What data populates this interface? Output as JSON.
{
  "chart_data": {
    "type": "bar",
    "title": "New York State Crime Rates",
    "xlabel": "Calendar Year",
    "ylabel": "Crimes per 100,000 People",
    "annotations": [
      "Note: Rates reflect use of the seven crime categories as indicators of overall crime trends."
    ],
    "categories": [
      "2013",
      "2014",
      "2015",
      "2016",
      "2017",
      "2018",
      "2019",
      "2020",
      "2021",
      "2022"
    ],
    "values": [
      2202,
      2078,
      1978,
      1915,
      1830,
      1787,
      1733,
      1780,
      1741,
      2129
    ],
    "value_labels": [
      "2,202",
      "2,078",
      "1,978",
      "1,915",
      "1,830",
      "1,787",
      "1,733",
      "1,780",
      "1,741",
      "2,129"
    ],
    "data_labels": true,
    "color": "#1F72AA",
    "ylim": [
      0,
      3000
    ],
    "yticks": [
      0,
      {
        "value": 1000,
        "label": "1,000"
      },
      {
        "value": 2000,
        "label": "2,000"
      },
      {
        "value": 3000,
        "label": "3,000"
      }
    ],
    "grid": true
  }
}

▶ _Task requirements_: Scan the material above for the string "categories" and return the lines that hold it.

▶ _Problem solution_:
      "Note: Rates reflect use of the seven crime categories as indicators of overall crime trends."
    "categories": [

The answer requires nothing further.